## start

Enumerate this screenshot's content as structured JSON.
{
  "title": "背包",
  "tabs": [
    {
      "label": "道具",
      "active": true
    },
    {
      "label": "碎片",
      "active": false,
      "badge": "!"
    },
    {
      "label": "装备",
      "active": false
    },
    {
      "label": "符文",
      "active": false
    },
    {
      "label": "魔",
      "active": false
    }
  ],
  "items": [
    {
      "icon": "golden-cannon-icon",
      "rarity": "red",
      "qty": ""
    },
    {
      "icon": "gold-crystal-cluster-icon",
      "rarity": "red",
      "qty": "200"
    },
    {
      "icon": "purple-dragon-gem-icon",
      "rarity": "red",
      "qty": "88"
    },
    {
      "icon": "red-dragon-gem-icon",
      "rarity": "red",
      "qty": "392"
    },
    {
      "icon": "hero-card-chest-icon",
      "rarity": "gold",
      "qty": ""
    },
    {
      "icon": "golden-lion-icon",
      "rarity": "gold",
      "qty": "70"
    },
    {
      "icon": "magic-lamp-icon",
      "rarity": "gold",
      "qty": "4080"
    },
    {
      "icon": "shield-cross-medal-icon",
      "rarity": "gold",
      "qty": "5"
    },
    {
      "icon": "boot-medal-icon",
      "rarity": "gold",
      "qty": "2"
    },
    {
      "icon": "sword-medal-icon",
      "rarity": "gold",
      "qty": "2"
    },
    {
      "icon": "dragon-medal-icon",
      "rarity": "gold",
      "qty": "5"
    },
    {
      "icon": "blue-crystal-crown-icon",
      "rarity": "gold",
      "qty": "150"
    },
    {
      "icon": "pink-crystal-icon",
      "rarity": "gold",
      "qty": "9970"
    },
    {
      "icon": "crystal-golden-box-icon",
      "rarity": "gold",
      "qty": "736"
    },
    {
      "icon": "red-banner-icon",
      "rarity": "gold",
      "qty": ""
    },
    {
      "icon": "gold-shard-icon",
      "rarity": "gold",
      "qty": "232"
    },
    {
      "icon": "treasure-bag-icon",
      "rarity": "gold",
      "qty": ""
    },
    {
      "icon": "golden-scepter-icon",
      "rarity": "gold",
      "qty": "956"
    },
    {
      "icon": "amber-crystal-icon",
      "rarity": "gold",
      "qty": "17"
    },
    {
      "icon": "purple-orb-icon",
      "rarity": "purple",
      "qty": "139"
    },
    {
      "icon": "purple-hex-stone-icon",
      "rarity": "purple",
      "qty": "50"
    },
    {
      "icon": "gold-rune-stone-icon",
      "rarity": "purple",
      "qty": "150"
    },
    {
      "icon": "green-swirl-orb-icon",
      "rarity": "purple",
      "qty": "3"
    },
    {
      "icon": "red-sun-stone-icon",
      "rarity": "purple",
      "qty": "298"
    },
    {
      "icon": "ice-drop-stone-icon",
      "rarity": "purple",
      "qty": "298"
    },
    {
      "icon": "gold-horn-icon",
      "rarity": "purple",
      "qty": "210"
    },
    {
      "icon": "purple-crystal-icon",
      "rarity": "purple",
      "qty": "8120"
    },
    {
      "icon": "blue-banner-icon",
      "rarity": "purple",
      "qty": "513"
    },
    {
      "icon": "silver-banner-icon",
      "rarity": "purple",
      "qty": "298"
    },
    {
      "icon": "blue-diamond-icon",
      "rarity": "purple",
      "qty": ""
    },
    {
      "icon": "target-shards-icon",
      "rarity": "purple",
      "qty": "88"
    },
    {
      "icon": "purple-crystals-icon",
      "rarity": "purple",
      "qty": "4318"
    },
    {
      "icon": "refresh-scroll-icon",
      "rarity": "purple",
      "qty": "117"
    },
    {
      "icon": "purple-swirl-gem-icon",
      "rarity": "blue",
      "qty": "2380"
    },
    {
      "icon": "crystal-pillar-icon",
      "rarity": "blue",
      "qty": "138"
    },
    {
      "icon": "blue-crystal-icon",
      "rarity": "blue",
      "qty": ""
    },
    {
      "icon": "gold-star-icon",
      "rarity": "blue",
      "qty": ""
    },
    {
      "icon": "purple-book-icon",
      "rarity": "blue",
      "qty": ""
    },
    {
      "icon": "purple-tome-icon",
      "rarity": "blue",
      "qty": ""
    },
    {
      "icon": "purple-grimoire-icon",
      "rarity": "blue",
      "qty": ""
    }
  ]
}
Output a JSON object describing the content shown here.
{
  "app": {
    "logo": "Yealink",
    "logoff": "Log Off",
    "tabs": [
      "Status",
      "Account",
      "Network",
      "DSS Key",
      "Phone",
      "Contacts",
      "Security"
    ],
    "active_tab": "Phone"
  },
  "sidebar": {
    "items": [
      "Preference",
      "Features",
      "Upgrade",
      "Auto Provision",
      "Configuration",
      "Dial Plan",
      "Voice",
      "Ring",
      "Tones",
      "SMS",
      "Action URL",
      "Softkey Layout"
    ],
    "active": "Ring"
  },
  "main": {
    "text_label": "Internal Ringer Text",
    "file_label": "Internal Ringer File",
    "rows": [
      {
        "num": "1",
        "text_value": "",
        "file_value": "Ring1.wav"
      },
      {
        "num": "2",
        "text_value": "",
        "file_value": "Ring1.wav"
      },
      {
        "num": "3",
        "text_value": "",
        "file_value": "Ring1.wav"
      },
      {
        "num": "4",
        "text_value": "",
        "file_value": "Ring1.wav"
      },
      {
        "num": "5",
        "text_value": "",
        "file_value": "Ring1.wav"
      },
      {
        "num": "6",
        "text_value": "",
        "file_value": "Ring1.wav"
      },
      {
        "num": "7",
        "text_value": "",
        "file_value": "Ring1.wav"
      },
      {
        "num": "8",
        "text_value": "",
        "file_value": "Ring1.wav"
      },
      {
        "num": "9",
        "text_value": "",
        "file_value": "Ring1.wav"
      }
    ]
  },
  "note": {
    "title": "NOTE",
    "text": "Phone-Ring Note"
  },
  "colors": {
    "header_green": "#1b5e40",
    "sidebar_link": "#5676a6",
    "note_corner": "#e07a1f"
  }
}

## end

* TASK STATEMENT
State the count of lines that contain the string "Internal". Nothing else is needed.

* THE COMPLETED TASK
2